Exercise task - Give the number of lines containing "tomcat" in this listing, with no other words.
-- BEGIN Records --
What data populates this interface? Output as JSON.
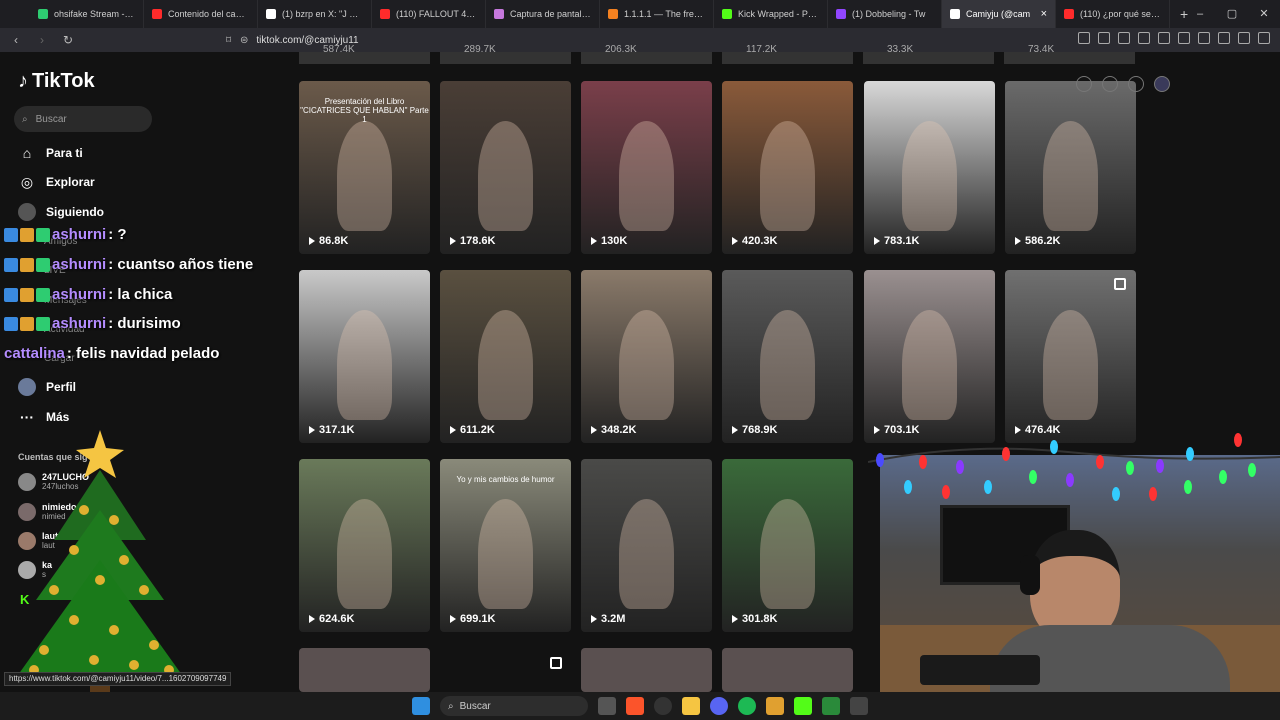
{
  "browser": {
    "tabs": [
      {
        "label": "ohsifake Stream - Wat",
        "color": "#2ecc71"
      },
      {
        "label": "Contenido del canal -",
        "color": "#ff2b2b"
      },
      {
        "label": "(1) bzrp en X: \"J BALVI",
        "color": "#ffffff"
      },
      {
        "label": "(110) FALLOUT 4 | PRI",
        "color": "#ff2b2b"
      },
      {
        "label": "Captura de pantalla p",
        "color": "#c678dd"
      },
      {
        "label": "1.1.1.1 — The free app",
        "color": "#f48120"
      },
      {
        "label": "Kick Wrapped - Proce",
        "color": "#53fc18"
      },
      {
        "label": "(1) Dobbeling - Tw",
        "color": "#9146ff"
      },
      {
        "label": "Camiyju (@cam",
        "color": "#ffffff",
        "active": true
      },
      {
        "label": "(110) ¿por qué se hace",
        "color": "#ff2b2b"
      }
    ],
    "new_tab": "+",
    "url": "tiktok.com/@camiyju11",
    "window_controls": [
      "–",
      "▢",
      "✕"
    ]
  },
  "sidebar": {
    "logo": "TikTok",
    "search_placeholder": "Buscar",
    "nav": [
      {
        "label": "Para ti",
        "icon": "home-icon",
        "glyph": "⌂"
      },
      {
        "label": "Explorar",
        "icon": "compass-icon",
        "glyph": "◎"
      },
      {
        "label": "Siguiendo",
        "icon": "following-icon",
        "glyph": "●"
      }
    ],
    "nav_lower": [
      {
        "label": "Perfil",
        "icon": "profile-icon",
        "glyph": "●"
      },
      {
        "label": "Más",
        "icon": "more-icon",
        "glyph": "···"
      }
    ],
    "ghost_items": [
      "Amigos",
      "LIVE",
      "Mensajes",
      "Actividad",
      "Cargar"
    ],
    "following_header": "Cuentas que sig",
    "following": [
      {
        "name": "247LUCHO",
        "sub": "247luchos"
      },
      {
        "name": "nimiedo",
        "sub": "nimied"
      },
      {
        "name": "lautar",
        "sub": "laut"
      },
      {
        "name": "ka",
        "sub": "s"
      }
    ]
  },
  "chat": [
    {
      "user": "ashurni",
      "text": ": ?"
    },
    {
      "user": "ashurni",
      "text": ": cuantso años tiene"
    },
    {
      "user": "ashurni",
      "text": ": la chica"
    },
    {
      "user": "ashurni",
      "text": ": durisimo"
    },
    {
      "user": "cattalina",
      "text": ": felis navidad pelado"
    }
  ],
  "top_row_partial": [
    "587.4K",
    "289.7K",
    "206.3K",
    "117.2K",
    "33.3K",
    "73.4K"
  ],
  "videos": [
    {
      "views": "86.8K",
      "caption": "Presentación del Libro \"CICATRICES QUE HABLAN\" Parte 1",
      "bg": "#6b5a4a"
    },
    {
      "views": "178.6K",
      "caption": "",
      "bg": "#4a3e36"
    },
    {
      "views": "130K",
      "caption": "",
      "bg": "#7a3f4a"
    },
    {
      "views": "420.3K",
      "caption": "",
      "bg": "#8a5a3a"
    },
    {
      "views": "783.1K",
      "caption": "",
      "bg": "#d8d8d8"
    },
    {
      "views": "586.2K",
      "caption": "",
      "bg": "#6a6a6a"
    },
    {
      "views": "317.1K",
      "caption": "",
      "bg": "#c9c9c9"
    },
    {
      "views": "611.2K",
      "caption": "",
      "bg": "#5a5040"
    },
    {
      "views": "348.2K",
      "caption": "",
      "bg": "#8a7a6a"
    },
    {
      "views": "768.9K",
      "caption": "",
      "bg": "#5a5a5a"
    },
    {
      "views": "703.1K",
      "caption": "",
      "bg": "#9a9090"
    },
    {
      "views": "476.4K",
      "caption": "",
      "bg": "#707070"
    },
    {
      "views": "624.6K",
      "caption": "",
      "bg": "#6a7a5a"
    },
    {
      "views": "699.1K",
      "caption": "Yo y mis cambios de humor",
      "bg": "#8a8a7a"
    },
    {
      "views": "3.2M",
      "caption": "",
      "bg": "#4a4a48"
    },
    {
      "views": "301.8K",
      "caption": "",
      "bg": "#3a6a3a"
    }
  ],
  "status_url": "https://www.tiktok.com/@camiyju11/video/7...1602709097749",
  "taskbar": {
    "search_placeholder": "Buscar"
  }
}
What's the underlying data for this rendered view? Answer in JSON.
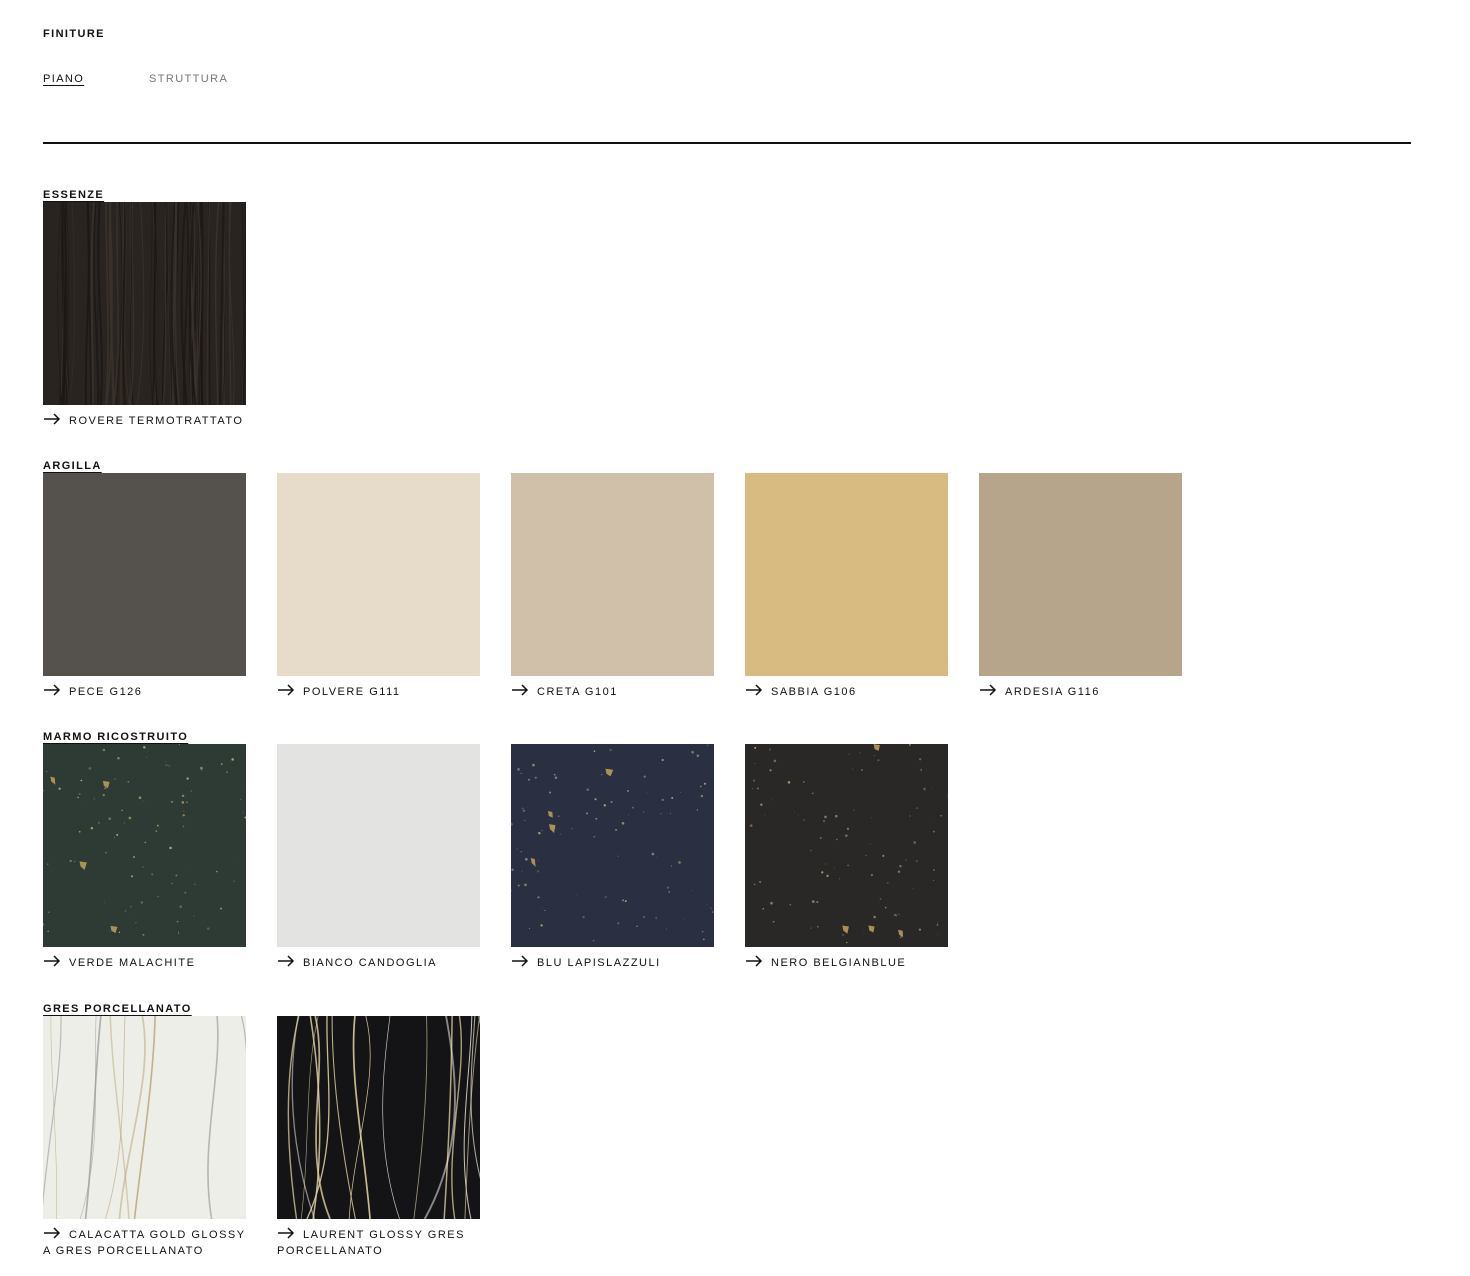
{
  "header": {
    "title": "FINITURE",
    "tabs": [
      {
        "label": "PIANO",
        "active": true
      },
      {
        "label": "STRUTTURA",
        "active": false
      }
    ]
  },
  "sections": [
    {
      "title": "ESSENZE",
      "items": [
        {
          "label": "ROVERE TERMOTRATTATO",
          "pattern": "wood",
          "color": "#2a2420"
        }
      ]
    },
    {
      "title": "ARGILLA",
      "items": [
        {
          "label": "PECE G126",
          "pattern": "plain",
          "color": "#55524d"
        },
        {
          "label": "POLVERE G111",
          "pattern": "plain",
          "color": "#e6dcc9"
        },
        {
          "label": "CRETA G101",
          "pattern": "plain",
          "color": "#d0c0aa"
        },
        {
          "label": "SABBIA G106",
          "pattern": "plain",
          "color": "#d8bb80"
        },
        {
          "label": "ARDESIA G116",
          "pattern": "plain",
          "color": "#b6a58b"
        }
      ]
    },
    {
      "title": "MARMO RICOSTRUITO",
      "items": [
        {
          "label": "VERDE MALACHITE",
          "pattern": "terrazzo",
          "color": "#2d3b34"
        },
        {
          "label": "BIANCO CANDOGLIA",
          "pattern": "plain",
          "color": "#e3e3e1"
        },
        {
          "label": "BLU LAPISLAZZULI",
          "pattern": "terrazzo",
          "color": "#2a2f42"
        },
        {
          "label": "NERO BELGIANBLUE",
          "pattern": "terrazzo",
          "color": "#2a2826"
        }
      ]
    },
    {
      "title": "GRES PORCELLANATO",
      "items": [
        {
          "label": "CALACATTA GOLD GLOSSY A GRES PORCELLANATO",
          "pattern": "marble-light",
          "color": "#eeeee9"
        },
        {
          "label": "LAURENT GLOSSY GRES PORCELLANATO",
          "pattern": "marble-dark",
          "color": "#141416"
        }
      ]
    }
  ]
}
-- END Records --
-- BEGIN Records --
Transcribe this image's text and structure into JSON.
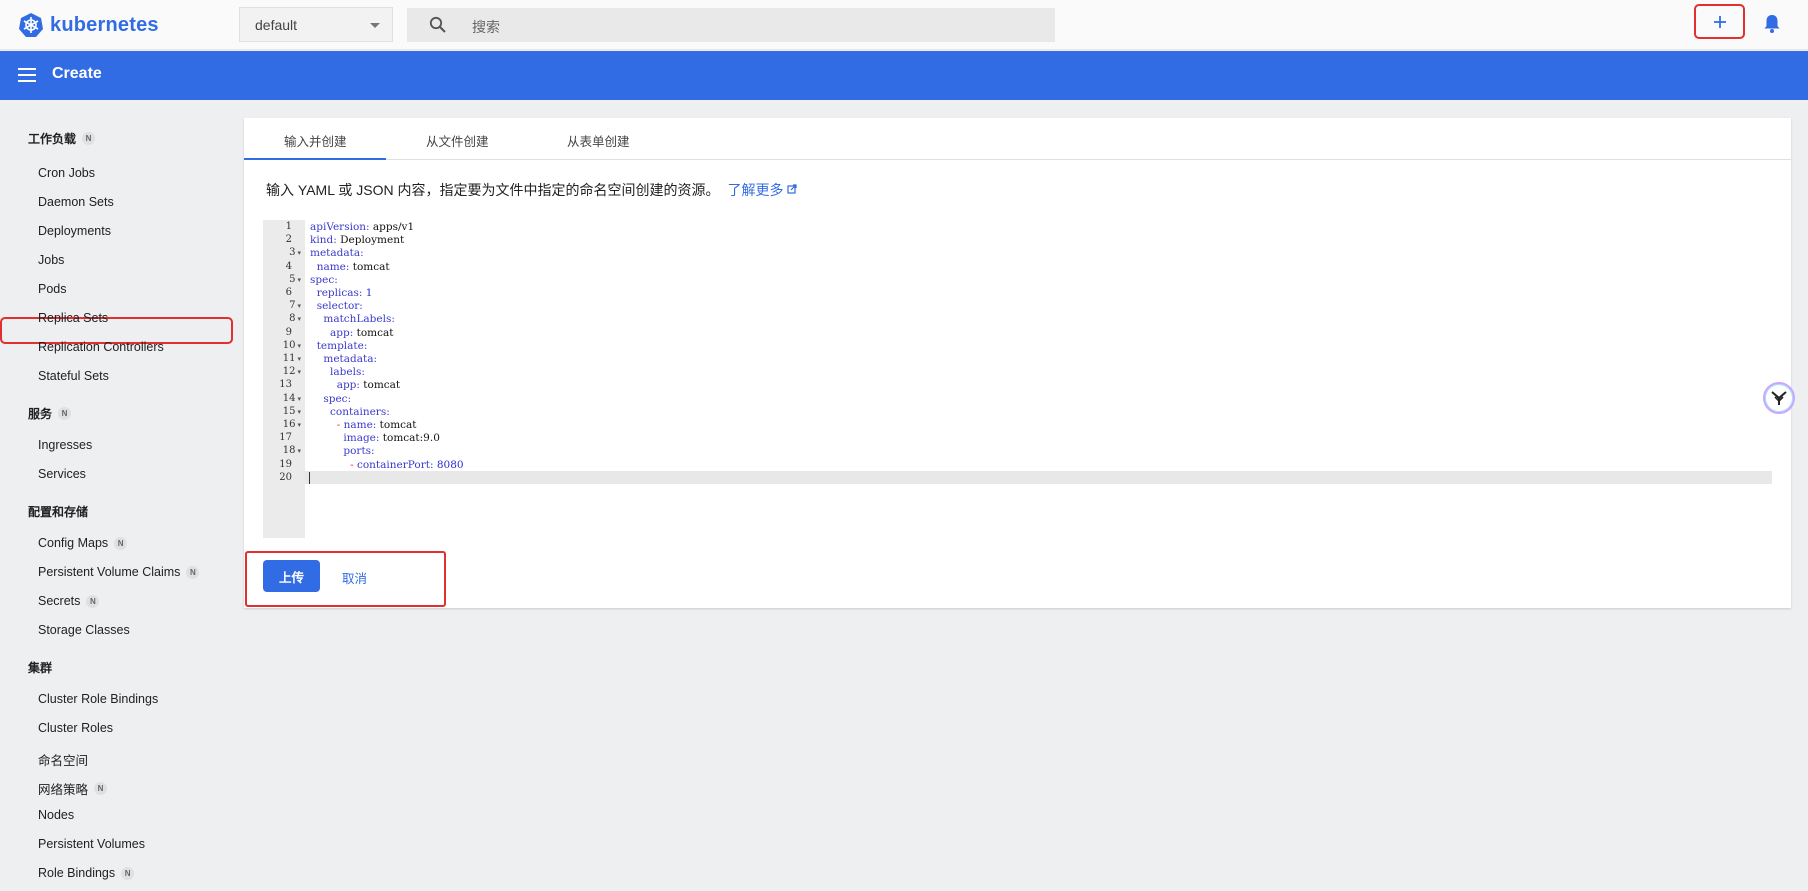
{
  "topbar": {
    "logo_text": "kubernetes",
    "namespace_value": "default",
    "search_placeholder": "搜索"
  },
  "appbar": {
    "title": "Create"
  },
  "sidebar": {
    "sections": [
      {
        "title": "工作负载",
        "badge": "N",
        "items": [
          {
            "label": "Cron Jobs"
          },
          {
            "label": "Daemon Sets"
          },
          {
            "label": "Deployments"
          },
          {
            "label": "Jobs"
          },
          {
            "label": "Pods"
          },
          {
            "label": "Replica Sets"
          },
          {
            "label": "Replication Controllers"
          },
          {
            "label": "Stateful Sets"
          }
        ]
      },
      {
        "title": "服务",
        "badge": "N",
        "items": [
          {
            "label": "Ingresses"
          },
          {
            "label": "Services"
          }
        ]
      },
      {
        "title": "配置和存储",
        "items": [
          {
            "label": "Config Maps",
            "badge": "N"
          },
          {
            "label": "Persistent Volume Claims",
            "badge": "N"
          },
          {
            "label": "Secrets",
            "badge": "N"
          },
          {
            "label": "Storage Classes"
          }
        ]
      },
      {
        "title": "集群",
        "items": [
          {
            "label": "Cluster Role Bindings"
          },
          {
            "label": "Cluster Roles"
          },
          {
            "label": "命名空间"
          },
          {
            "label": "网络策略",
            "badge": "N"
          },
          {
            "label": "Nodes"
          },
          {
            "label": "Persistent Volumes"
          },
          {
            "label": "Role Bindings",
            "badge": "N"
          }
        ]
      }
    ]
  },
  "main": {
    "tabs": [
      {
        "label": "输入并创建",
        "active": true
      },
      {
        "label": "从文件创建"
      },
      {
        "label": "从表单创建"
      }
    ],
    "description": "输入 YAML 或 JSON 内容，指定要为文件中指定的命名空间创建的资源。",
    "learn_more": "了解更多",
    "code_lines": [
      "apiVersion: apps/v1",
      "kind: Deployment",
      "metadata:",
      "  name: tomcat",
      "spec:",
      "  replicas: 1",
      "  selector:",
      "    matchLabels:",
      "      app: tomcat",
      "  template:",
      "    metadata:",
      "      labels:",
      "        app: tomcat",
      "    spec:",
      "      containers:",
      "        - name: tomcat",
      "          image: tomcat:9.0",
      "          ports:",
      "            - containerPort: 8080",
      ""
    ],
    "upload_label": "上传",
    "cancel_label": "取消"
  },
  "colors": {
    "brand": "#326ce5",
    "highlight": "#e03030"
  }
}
-- END Records --
Exercise response - 5